[Start RECORDED DATA]

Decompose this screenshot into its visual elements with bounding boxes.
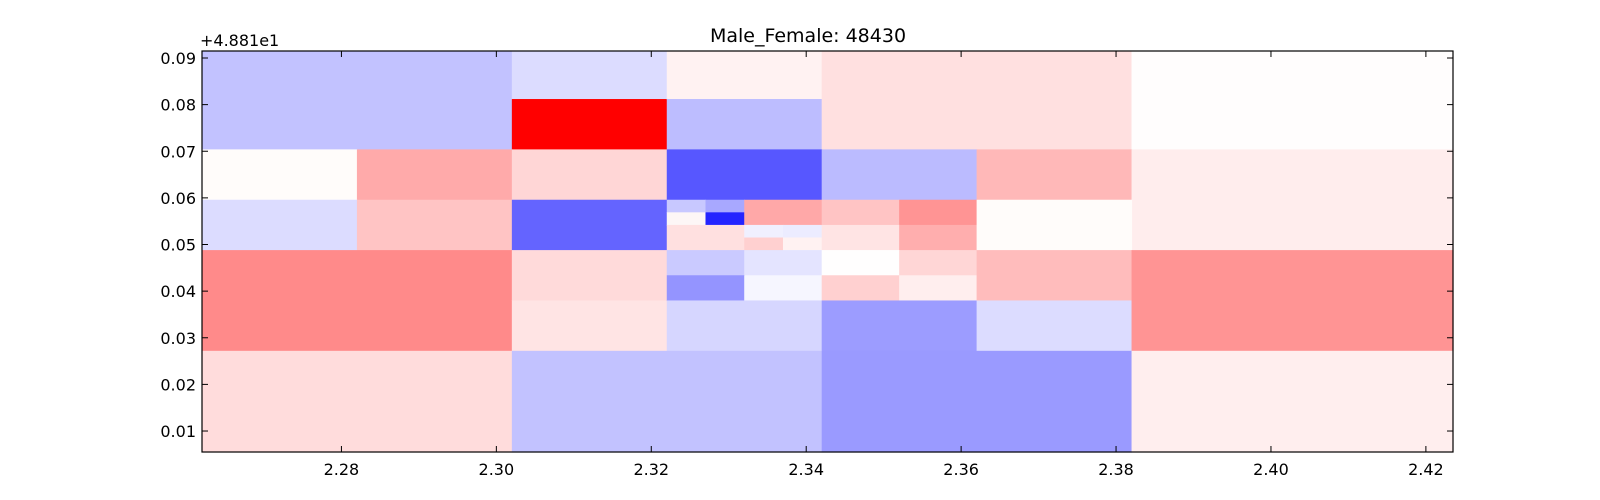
- x-tick-label: 2.34: [788, 460, 824, 479]
- heatmap-cell: [821, 250, 900, 276]
- heatmap-cell: [511, 199, 668, 251]
- heatmap-cell: [666, 199, 707, 213]
- heatmap-cell: [744, 237, 784, 251]
- y-tick-label: 0.05: [160, 236, 196, 255]
- heatmap-cell: [356, 199, 513, 251]
- heatmap-cell: [744, 250, 823, 276]
- y-tick-label: 0.03: [160, 329, 196, 348]
- y-axis-offset-label: +4.881e1: [200, 31, 279, 50]
- x-tick-label: 2.32: [633, 460, 669, 479]
- heatmap-cell: [666, 250, 745, 276]
- heatmap-cell: [744, 199, 823, 226]
- heatmap-cell: [976, 149, 1133, 201]
- y-tick-label: 0.04: [160, 282, 196, 301]
- y-tick-label: 0.09: [160, 49, 196, 68]
- heatmap-cell: [821, 224, 900, 251]
- heatmap-cell: [666, 224, 745, 251]
- heatmap-cell: [821, 199, 900, 226]
- y-tick-label: 0.07: [160, 142, 196, 161]
- y-tick-label: 0.08: [160, 96, 196, 115]
- heatmap-cell: [705, 199, 745, 213]
- x-tick-label: 2.42: [1408, 460, 1444, 479]
- x-tick-label: 2.36: [943, 460, 979, 479]
- heatmap-cell: [202, 250, 513, 352]
- y-tick-label: 0.06: [160, 189, 196, 208]
- heatmap-cell: [782, 224, 823, 239]
- heatmap-cell: [511, 350, 823, 453]
- heatmap-cell: [1131, 350, 1454, 453]
- chart-title: Male_Female: 48430: [710, 25, 906, 47]
- heatmap-cell: [976, 199, 1133, 251]
- heatmap-cell: [821, 350, 1133, 453]
- heatmap-cells: [202, 51, 1454, 453]
- heatmap-cell: [899, 275, 978, 302]
- y-tick-label: 0.01: [160, 422, 196, 441]
- heatmap-cell: [666, 275, 745, 302]
- heatmap-cell: [821, 149, 978, 201]
- x-tick-label: 2.28: [324, 460, 360, 479]
- heatmap-cell: [705, 212, 745, 226]
- plot-frame: [201, 50, 1454, 453]
- heatmap-cell: [511, 51, 668, 100]
- heatmap-cell: [511, 250, 668, 302]
- heatmap-cell: [666, 99, 823, 150]
- x-tick-label: 2.40: [1253, 460, 1289, 479]
- heatmap-cell: [821, 300, 978, 352]
- heatmap-cell: [202, 149, 358, 201]
- x-tick-labels: 2.28 2.30 2.32 2.34 2.36 2.38 2.40 2.42: [324, 460, 1444, 479]
- heatmap-cell: [976, 250, 1133, 302]
- heatmap-cell: [899, 250, 978, 276]
- x-tick-label: 2.30: [479, 460, 515, 479]
- heatmap-cell: [511, 300, 668, 352]
- heatmap-cell: [899, 224, 978, 251]
- heatmap-cell: [899, 199, 978, 226]
- y-tick-label: 0.02: [160, 375, 196, 394]
- heatmap-cell: [202, 350, 513, 453]
- heatmap-cell: [976, 300, 1133, 352]
- heatmap-cell: [782, 237, 823, 251]
- heatmap-cell: [666, 149, 823, 201]
- axis-ticks: [202, 51, 1453, 452]
- heatmap-cell: [666, 51, 823, 100]
- heatmap-cell: [511, 99, 668, 150]
- heatmap-cell: [1131, 51, 1454, 150]
- heatmap-cell: [821, 275, 900, 302]
- heatmap-cell: [744, 275, 823, 302]
- heatmap-cell: [511, 149, 668, 201]
- heatmap-cell: [202, 51, 513, 150]
- heatmap-cell: [1131, 250, 1454, 352]
- heatmap-cell: [666, 300, 823, 352]
- heatmap-cell: [1131, 149, 1454, 251]
- heatmap-cell: [666, 212, 707, 226]
- heatmap-cell: [202, 199, 358, 251]
- x-tick-label: 2.38: [1098, 460, 1134, 479]
- heatmap-cell: [744, 224, 784, 239]
- heatmap-cell: [821, 51, 1133, 150]
- heatmap-cell: [356, 149, 513, 201]
- y-tick-labels: 0.01 0.02 0.03 0.04 0.05 0.06 0.07 0.08 0.09: [160, 49, 196, 441]
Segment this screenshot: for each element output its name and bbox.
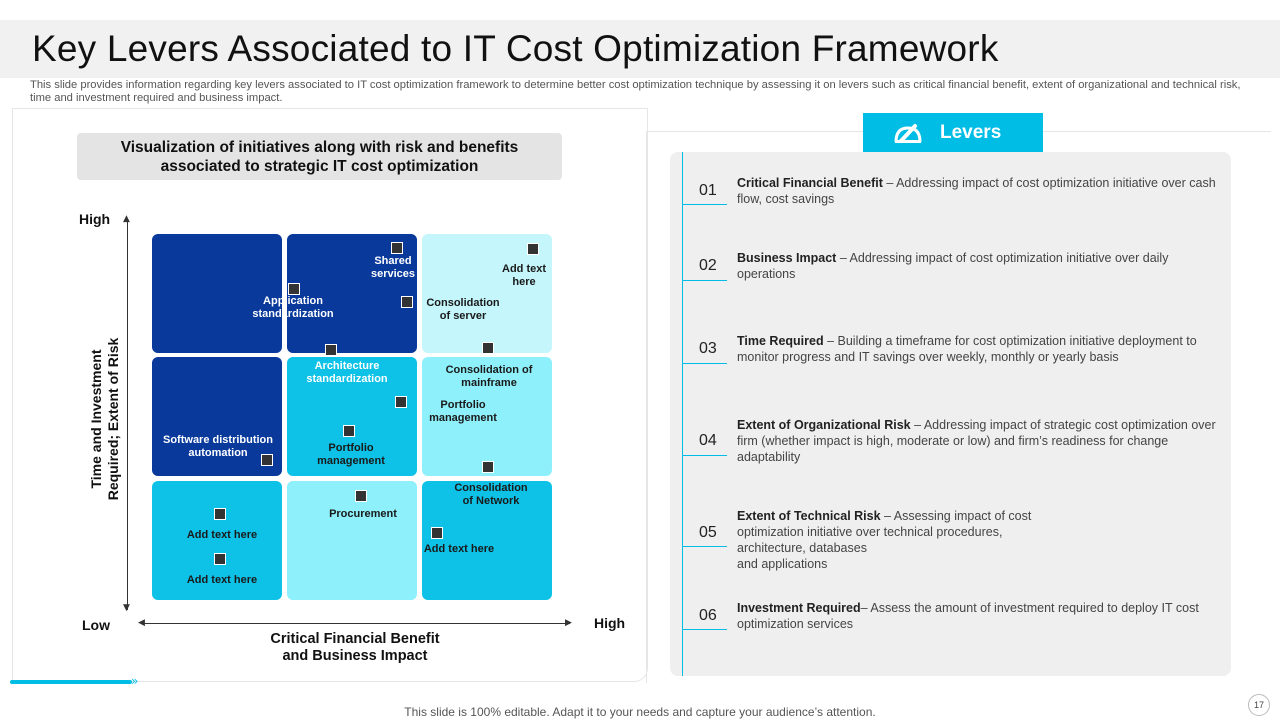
x-axis-arrow-right-icon: ▶ (565, 618, 572, 628)
label-add-text-c: Add text here (423, 543, 495, 555)
footer-note: This slide is 100% editable. Adapt it to… (404, 705, 876, 719)
label-architecture-standardization: Architecture standardization (306, 360, 388, 385)
matrix-cell-high-low (152, 234, 282, 353)
visualization-heading: Visualization of initiatives along with … (77, 133, 562, 180)
marker-add-text-top (527, 243, 539, 255)
levers-panel (670, 152, 1231, 676)
label-add-text-a: Add text here (186, 529, 258, 541)
y-axis-arrow-down-icon: ▼ (123, 603, 130, 613)
lever-gauge-icon (894, 124, 922, 143)
marker-consolidation-network (482, 461, 494, 473)
accent-line (10, 680, 132, 684)
matrix-cell-mid-mid (287, 357, 417, 476)
lever-item-02: 02 Business Impact – Addressing impact o… (683, 250, 1223, 290)
lever-number: 05 (699, 524, 717, 541)
levers-header: Levers (863, 113, 1043, 152)
y-axis-title-line2: Required; Extent of Risk (105, 337, 121, 501)
x-axis-title-line2: and Business Impact (282, 648, 428, 664)
x-axis-arrow-left-icon: ◀ (138, 618, 145, 628)
matrix-cell-mid-high (422, 357, 552, 476)
matrix-cell-low-low (152, 481, 282, 600)
y-axis-arrow-up-icon: ▲ (123, 214, 130, 224)
marker-procurement (355, 490, 367, 502)
matrix-cell-low-mid (287, 481, 417, 600)
label-consolidation-mainframe: Consolidation of mainframe (445, 364, 533, 389)
lever-number: 01 (699, 182, 717, 199)
page-title: Key Levers Associated to IT Cost Optimiz… (32, 28, 999, 69)
levers-divider-vertical (646, 131, 647, 683)
marker-architecture (325, 344, 337, 356)
lever-number: 03 (699, 340, 717, 357)
lever-underline (683, 363, 727, 364)
matrix-cell-mid-low (152, 357, 282, 476)
x-axis-line (142, 623, 570, 624)
label-procurement: Procurement (329, 508, 397, 520)
marker-shared-services (391, 242, 403, 254)
lever-item-03: 03 Time Required – Building a timeframe … (683, 333, 1223, 373)
marker-add-text-c (431, 527, 443, 539)
lever-description: Business Impact – Addressing impact of c… (737, 251, 1169, 281)
lever-underline (683, 546, 727, 547)
marker-application (288, 283, 300, 295)
title-bar (0, 20, 1280, 78)
x-axis-high-label: High (594, 615, 626, 631)
label-add-text-b: Add text here (186, 574, 258, 586)
y-axis-title-line1: Time and Investment (88, 349, 104, 489)
axis-low-label: Low (82, 617, 110, 633)
matrix-cell-low-high (422, 481, 552, 600)
marker-consolidation-server (401, 296, 413, 308)
label-consolidation-server: Consolidation of server (426, 297, 500, 322)
lever-item-05: 05 Extent of Technical Risk – Assessing … (683, 508, 1223, 571)
marker-software-distribution (261, 454, 273, 466)
marker-portfolio-right (395, 396, 407, 408)
y-axis-title: Time and Investment Required; Extent of … (88, 334, 122, 504)
lever-number: 02 (699, 257, 717, 274)
lever-item-04: 04 Extent of Organizational Risk – Addre… (683, 417, 1223, 467)
page-number: 17 (1248, 694, 1270, 716)
lever-number: 06 (699, 607, 717, 624)
lever-underline (683, 204, 727, 205)
lever-item-01: 01 Critical Financial Benefit – Addressi… (683, 175, 1223, 215)
label-portfolio-management-mid: Portfolio management (317, 442, 385, 467)
label-portfolio-management-right: Portfolio management (429, 399, 497, 424)
lever-number: 04 (699, 432, 717, 449)
lever-description: Investment Required– Assess the amount o… (737, 601, 1199, 631)
marker-add-text-b (214, 553, 226, 565)
lever-underline (683, 629, 727, 630)
label-add-text-top: Add text here (502, 263, 546, 288)
lever-underline (683, 455, 727, 456)
visualization-heading-line2: associated to strategic IT cost optimiza… (160, 158, 479, 175)
x-axis-title: Critical Financial Benefit and Business … (220, 631, 490, 665)
label-application-standardization: Application standardization (252, 295, 334, 320)
y-axis-line (127, 220, 128, 610)
label-software-distribution: Software distribution automation (163, 434, 273, 459)
lever-description: Time Required – Building a timeframe for… (737, 334, 1197, 364)
y-axis-high-label: High (79, 211, 111, 227)
x-axis-title-line1: Critical Financial Benefit (270, 631, 440, 647)
marker-add-text-a (214, 508, 226, 520)
visualization-heading-line1: Visualization of initiatives along with … (120, 139, 519, 156)
double-chevron-icon: » (131, 674, 139, 688)
lever-description: Critical Financial Benefit – Addressing … (737, 176, 1216, 206)
label-consolidation-network: Consolidation of Network (454, 482, 528, 507)
lever-description: Extent of Technical Risk – Assessing imp… (737, 509, 1032, 571)
lever-description: Extent of Organizational Risk – Addressi… (737, 418, 1216, 464)
label-shared-services: Shared services (370, 255, 416, 280)
lever-item-06: 06 Investment Required– Assess the amoun… (683, 600, 1223, 640)
lever-underline (683, 280, 727, 281)
marker-consolidation-mainframe (482, 342, 494, 354)
page-subtitle: This slide provides information regardin… (30, 79, 1241, 104)
levers-header-label: Levers (940, 122, 1002, 143)
marker-portfolio-mid (343, 425, 355, 437)
levers-timeline (682, 152, 683, 676)
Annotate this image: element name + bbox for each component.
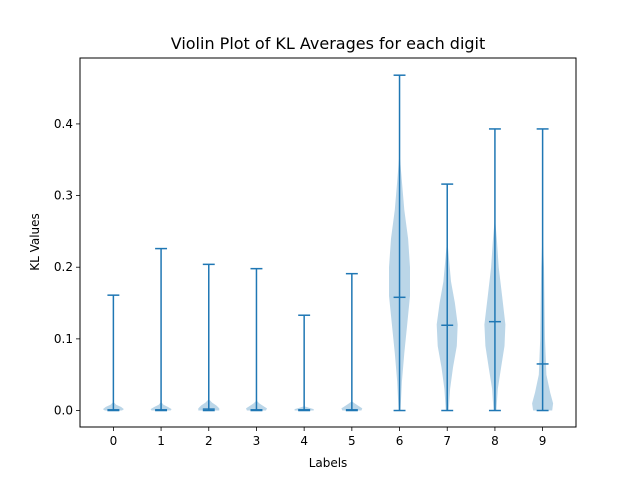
x-tick-label-3: 3: [253, 434, 261, 448]
y-axis-label: KL Values: [28, 213, 42, 271]
y-tick-label-2: 0.2: [54, 260, 73, 274]
violin-4: [294, 314, 314, 412]
violin-0: [102, 294, 124, 412]
y-tick-label-3: 0.3: [54, 189, 73, 203]
y-tick-label-4: 0.4: [54, 117, 73, 131]
x-tick-label-2: 2: [205, 434, 213, 448]
y-tick-label-1: 0.1: [54, 332, 73, 346]
violin-5: [341, 272, 363, 412]
tick-layer: 0 1 2 3 4 5 6 7 8 9 0.0 0.1 0.2 0.3 0.4: [54, 117, 547, 448]
violin-9: [532, 128, 554, 412]
x-tick-label-5: 5: [348, 434, 356, 448]
x-tick-label-8: 8: [491, 434, 499, 448]
violin-1: [150, 247, 172, 412]
x-axis-label: Labels: [309, 456, 348, 470]
violin-7: [436, 183, 458, 412]
violin-3: [246, 267, 267, 412]
x-tick-label-1: 1: [157, 434, 165, 448]
violin-8: [484, 128, 506, 412]
x-tick-label-7: 7: [443, 434, 451, 448]
x-tick-label-4: 4: [300, 434, 308, 448]
x-tick-label-9: 9: [539, 434, 547, 448]
chart-title: Violin Plot of KL Averages for each digi…: [171, 34, 486, 53]
violin-layer: [102, 74, 554, 412]
x-tick-label-6: 6: [396, 434, 404, 448]
violin-2: [198, 263, 220, 412]
violin-6: [389, 74, 410, 412]
x-tick-label-0: 0: [110, 434, 118, 448]
y-tick-label-0: 0.0: [54, 404, 73, 418]
plot-frame: [79, 57, 577, 428]
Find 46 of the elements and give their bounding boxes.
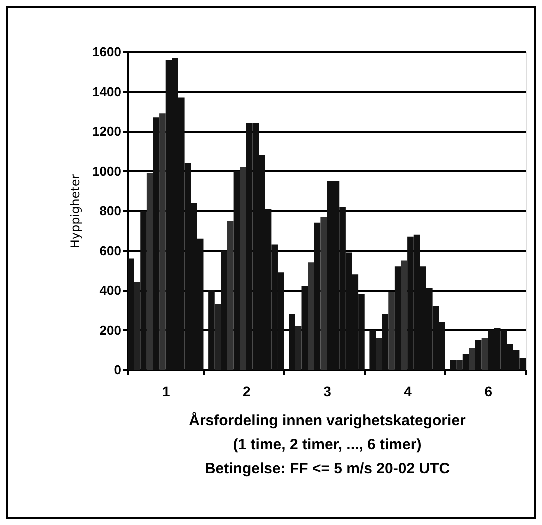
bar [456,360,463,370]
bar [128,258,134,370]
y-tick-label: 400 [100,283,122,298]
bar [153,118,160,370]
bar [208,290,215,370]
bar [482,338,488,370]
bar [214,304,222,370]
y-tick-label: 800 [100,204,122,218]
bar [308,262,314,370]
bar [314,222,321,370]
x-tick-label: 4 [404,384,412,400]
bar [394,266,402,370]
bar [134,282,141,370]
y-tick-label: 1400 [92,84,122,100]
bar [388,292,395,370]
x-axis-title: Årsfordeling innen varighetskategorier (1 time, 2 timer, ..., 6 timer) Betingelse: FF <= 5 m/s 20-02 UTC [189,412,466,478]
bar [382,314,389,370]
bar [320,216,327,370]
bar [234,171,240,370]
bar [302,286,308,370]
bar [401,260,408,370]
y-tick-label: 1600 [92,44,122,60]
bar [146,173,154,370]
bar [160,114,166,370]
x-tick-label: 2 [243,384,252,400]
bar [221,250,228,370]
y-tick-label: 200 [100,322,122,338]
bar [240,167,246,370]
x-tick-label: 6 [484,384,493,400]
y-tick-label: 0 [114,362,122,378]
bar [228,220,234,370]
bar [289,314,296,370]
bar [469,348,476,370]
y-axis-title: Hyppigheter [68,174,83,249]
bar [140,211,147,370]
bar [462,354,470,370]
x-tick-label: 1 [162,384,170,400]
bar [450,360,457,370]
bar [295,326,302,370]
y-tick-label: 1200 [92,124,122,139]
bar [476,340,482,370]
bar [376,338,382,370]
y-tick-label: 600 [100,243,122,258]
x-tick-label: 3 [324,384,332,400]
bar [370,330,376,370]
y-tick-label: 1000 [92,164,122,179]
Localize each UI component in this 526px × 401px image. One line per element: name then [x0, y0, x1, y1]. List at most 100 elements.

[End RECORDED DATA]

■ TASK GOAL
Return, unchanged, the lines in the records that run from the line containing "x-axis-arrow-right-icon: ▶ (565, 618, 572, 628)" through the line containing "matrix-cell-low-low (152, 481, 282, 600)", with both of those lines included.

■ THE ANSWER
x-axis-arrow-right-icon: ▶ (565, 618, 572, 628)
label-add-text-c: Add text here (423, 543, 495, 555)
footer-note: This slide is 100% editable. Adapt it to… (404, 705, 876, 719)
label-architecture-standardization: Architecture standardization (306, 360, 388, 385)
matrix-cell-high-low (152, 234, 282, 353)
visualization-heading: Visualization of initiatives along with … (77, 133, 562, 180)
marker-add-text-top (527, 243, 539, 255)
levers-panel (670, 152, 1231, 676)
label-add-text-a: Add text here (186, 529, 258, 541)
y-axis-arrow-down-icon: ▼ (123, 603, 130, 613)
lever-gauge-icon (894, 124, 922, 143)
marker-consolidation-network (482, 461, 494, 473)
accent-line (10, 680, 132, 684)
matrix-cell-mid-mid (287, 357, 417, 476)
lever-item-02: 02 Business Impact – Addressing impact o… (683, 250, 1223, 290)
lever-number: 05 (699, 524, 717, 541)
levers-header: Levers (863, 113, 1043, 152)
y-axis-title-line2: Required; Extent of Risk (105, 337, 121, 501)
x-axis-title-line2: and Business Impact (282, 648, 428, 664)
x-axis-arrow-left-icon: ◀ (138, 618, 145, 628)
matrix-cell-mid-high (422, 357, 552, 476)
matrix-cell-low-low (152, 481, 282, 600)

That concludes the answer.